### Aim:
Look over the lines below. Report each one that includes the string "远东胖鼠".

### Records shown:
::::

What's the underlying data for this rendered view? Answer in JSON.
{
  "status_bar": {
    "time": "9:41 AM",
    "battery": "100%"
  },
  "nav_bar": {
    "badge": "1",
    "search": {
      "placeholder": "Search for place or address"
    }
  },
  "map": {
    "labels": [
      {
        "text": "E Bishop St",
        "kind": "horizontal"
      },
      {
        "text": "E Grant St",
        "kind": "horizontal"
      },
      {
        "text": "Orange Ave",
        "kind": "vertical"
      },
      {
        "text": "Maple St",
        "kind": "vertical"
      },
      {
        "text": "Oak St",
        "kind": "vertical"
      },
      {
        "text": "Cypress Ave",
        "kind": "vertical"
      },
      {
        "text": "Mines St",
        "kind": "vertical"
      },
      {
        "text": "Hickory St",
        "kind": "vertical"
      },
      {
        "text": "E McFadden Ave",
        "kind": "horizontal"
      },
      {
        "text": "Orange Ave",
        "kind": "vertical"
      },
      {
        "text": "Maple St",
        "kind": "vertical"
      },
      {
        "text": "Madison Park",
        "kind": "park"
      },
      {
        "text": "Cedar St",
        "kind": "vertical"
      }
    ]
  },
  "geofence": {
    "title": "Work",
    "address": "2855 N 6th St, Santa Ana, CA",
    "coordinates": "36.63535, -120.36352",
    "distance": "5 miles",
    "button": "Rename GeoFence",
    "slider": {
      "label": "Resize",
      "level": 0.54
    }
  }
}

::::

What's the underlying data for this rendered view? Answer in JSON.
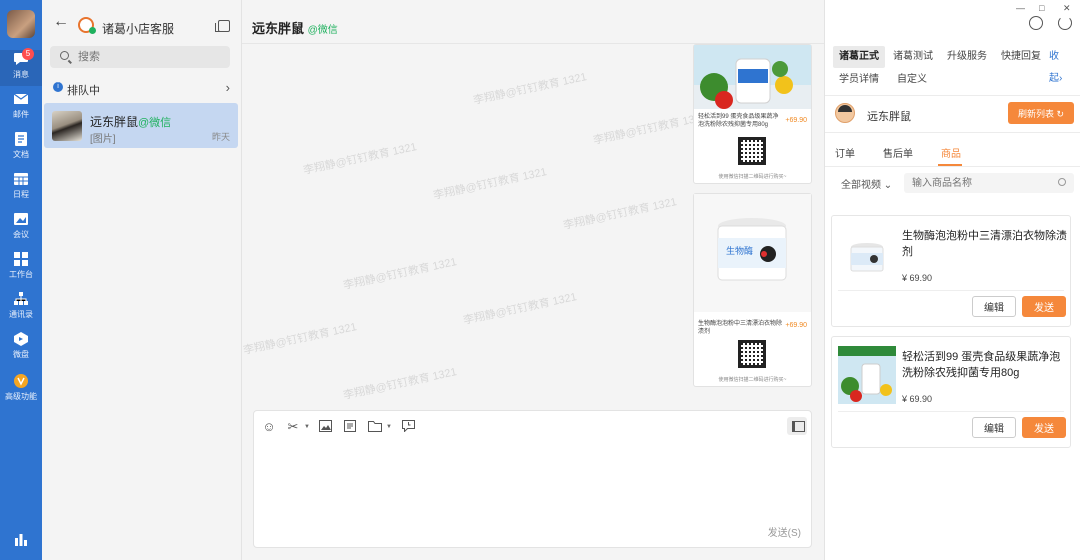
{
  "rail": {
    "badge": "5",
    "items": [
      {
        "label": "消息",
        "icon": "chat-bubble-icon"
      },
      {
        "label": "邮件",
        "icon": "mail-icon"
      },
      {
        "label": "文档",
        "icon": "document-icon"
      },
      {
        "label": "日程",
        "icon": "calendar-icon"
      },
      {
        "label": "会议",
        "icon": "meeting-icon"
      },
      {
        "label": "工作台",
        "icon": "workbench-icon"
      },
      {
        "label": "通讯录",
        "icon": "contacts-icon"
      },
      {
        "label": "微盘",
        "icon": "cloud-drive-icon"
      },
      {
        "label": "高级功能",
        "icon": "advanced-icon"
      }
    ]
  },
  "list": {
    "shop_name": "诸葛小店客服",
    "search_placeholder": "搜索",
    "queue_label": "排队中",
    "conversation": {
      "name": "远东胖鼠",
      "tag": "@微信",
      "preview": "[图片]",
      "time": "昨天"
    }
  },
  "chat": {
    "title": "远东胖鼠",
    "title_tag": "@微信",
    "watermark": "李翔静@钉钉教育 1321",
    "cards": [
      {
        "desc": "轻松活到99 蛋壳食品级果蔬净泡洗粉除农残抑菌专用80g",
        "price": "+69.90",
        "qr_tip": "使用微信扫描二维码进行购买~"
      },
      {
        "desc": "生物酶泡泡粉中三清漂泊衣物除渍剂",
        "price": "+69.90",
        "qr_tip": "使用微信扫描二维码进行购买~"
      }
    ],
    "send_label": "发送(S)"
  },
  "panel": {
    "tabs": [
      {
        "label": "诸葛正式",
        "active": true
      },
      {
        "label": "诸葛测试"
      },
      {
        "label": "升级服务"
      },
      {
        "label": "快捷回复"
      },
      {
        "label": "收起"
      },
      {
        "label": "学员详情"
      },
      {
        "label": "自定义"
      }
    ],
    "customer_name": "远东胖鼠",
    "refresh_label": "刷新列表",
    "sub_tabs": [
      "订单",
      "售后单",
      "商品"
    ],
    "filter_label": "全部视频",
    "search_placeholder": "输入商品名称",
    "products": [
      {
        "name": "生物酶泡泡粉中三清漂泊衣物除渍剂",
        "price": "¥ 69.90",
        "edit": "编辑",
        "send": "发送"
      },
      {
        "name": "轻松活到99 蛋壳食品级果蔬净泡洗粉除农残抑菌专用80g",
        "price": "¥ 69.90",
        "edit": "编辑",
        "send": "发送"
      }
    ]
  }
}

::::

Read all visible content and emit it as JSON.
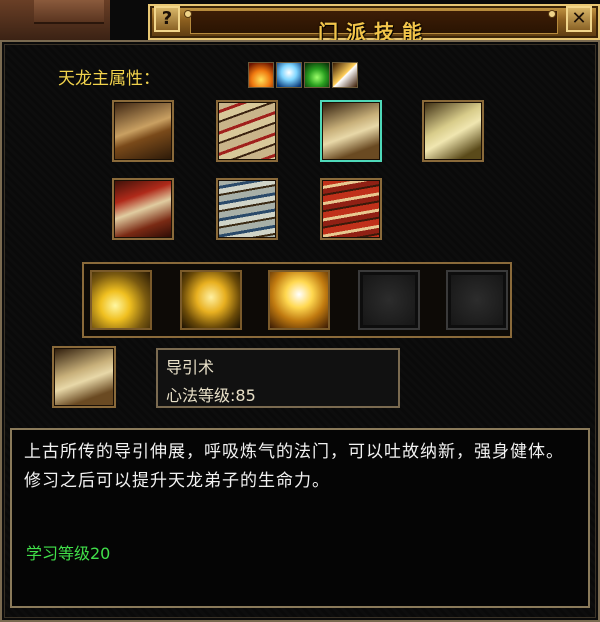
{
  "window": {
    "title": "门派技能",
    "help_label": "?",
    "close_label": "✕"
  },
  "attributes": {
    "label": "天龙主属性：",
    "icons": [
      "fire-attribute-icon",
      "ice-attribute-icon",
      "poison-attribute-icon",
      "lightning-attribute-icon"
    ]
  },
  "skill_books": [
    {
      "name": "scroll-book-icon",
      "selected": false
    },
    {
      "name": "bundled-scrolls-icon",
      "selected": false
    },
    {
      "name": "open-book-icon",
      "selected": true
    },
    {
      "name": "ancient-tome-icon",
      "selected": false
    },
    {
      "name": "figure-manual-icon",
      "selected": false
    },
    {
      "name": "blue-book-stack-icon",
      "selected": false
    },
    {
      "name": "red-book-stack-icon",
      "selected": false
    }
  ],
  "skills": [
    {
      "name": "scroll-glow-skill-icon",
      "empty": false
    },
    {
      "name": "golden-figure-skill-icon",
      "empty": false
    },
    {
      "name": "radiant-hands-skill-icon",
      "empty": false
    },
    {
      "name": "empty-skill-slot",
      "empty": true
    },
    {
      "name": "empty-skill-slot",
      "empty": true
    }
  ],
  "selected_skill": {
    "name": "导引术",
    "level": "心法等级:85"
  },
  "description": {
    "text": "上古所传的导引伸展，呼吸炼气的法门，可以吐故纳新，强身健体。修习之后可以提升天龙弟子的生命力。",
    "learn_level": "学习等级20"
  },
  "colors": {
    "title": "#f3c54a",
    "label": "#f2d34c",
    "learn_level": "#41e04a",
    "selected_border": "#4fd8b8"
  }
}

::::

### Result of this exercise:
      "name": "远东胖鼠",
    "title": "远东胖鼠",
    "customer_name": "远东胖鼠",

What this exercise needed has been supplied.